▸ Given problem: Please retype the data in full and exactly; the pictures are not part of the copy.

+++

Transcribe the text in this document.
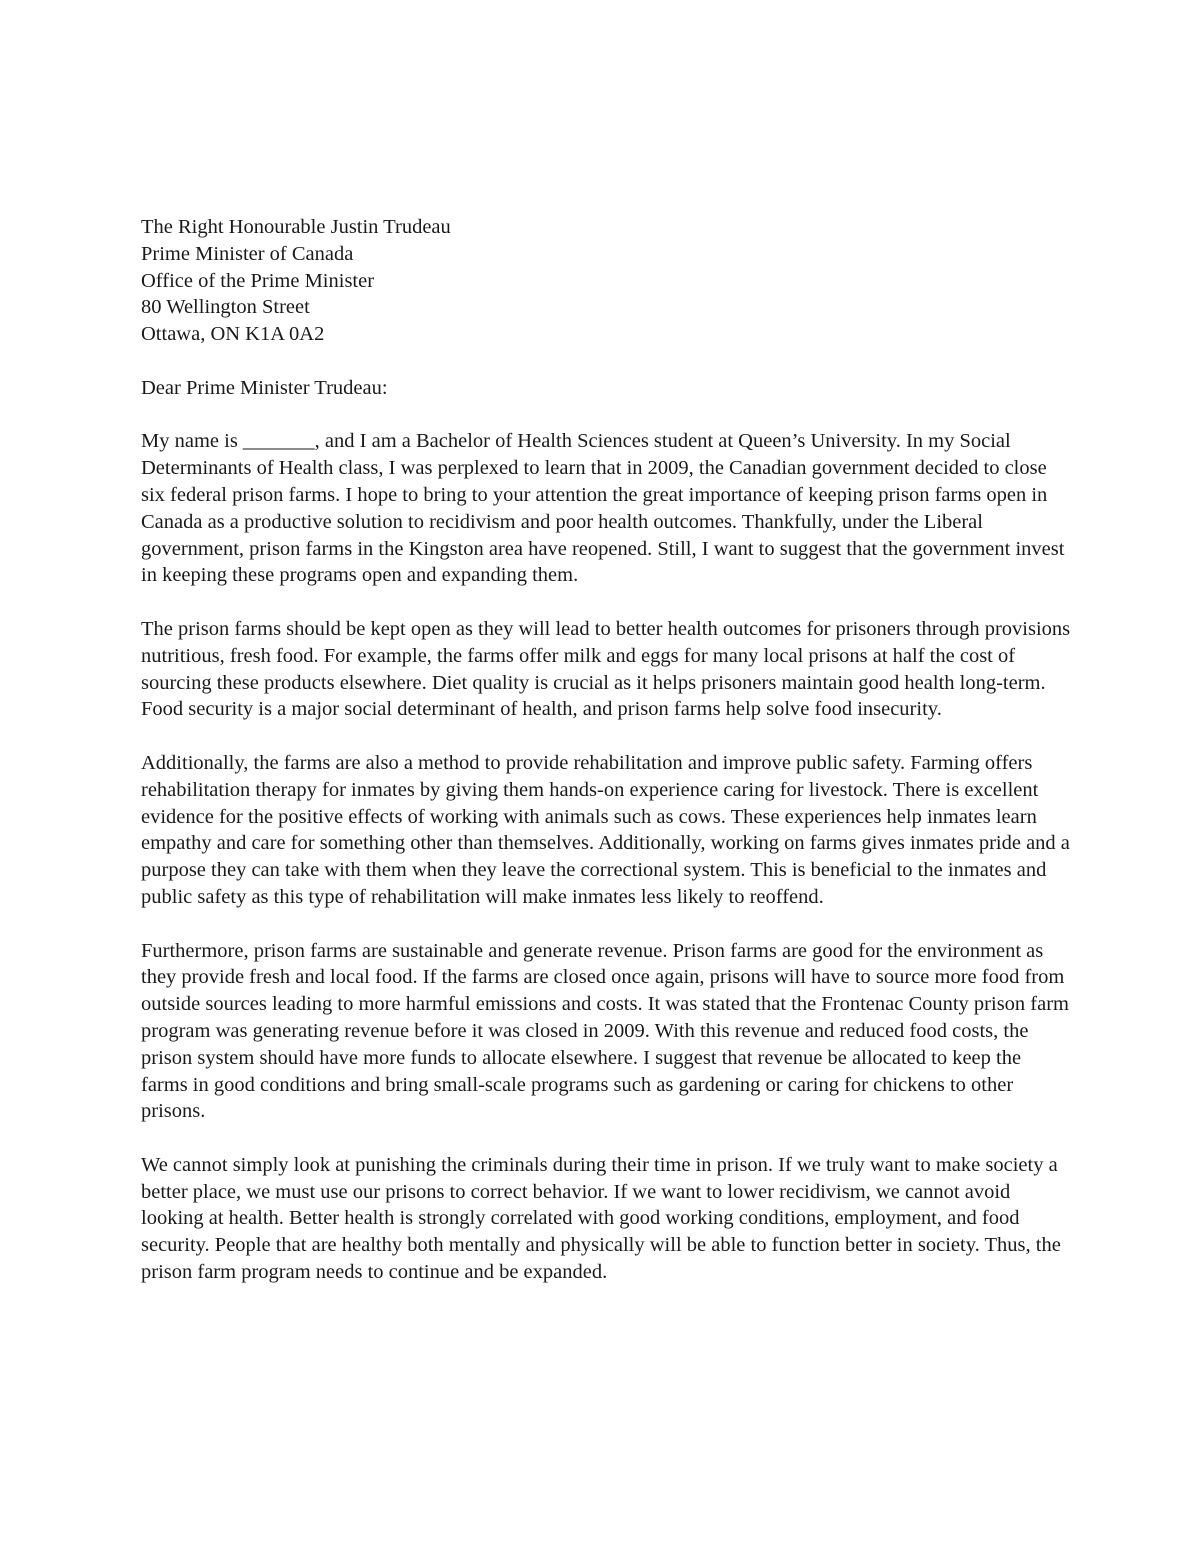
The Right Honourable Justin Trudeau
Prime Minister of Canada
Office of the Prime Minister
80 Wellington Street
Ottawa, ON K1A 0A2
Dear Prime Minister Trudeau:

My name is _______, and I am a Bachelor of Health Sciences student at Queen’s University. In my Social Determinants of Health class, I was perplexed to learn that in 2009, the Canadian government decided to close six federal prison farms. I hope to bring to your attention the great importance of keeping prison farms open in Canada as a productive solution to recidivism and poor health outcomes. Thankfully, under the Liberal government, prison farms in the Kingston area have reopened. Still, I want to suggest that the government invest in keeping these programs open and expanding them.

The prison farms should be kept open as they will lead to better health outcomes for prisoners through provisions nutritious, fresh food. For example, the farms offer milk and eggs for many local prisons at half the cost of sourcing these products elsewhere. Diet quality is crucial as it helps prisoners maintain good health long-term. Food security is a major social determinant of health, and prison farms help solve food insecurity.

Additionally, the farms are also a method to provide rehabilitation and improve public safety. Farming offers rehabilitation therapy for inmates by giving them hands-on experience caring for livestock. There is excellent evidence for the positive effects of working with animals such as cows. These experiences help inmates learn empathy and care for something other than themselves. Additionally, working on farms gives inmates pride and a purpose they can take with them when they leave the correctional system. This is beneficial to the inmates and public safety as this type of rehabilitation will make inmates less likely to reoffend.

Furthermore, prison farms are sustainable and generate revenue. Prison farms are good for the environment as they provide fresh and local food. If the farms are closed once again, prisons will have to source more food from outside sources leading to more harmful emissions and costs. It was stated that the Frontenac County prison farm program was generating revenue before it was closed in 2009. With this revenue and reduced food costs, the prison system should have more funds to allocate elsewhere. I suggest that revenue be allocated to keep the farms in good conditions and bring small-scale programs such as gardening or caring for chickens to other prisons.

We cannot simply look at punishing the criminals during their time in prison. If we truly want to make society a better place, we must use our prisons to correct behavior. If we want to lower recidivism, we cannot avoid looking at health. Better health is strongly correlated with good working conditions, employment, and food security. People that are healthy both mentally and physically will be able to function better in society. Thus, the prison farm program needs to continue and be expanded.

+++

▸ Answer for the task:
Transcribe the text in this document.
The Right Honourable Justin Trudeau
Prime Minister of Canada
Office of the Prime Minister
80 Wellington Street
Ottawa, ON K1A 0A2
Dear Prime Minister Trudeau:

My name is _______, and I am a Bachelor of Health Sciences student at Queen’s University. In my Social Determinants of Health class, I was perplexed to learn that in 2009, the Canadian government decided to close six federal prison farms. I hope to bring to your attention the great importance of keeping prison farms open in Canada as a productive solution to recidivism and poor health outcomes. Thankfully, under the Liberal government, prison farms in the Kingston area have reopened. Still, I want to suggest that the government invest in keeping these programs open and expanding them.

The prison farms should be kept open as they will lead to better health outcomes for prisoners through provisions nutritious, fresh food. For example, the farms offer milk and eggs for many local prisons at half the cost of sourcing these products elsewhere. Diet quality is crucial as it helps prisoners maintain good health long-term. Food security is a major social determinant of health, and prison farms help solve food insecurity.

Additionally, the farms are also a method to provide rehabilitation and improve public safety. Farming offers rehabilitation therapy for inmates by giving them hands-on experience caring for livestock. There is excellent evidence for the positive effects of working with animals such as cows. These experiences help inmates learn empathy and care for something other than themselves. Additionally, working on farms gives inmates pride and a purpose they can take with them when they leave the correctional system. This is beneficial to the inmates and public safety as this type of rehabilitation will make inmates less likely to reoffend.

Furthermore, prison farms are sustainable and generate revenue. Prison farms are good for the environment as they provide fresh and local food. If the farms are closed once again, prisons will have to source more food from outside sources leading to more harmful emissions and costs. It was stated that the Frontenac County prison farm program was generating revenue before it was closed in 2009. With this revenue and reduced food costs, the prison system should have more funds to allocate elsewhere. I suggest that revenue be allocated to keep the farms in good conditions and bring small-scale programs such as gardening or caring for chickens to other prisons.

We cannot simply look at punishing the criminals during their time in prison. If we truly want to make society a better place, we must use our prisons to correct behavior. If we want to lower recidivism, we cannot avoid looking at health. Better health is strongly correlated with good working conditions, employment, and food security. People that are healthy both mentally and physically will be able to function better in society. Thus, the prison farm program needs to continue and be expanded.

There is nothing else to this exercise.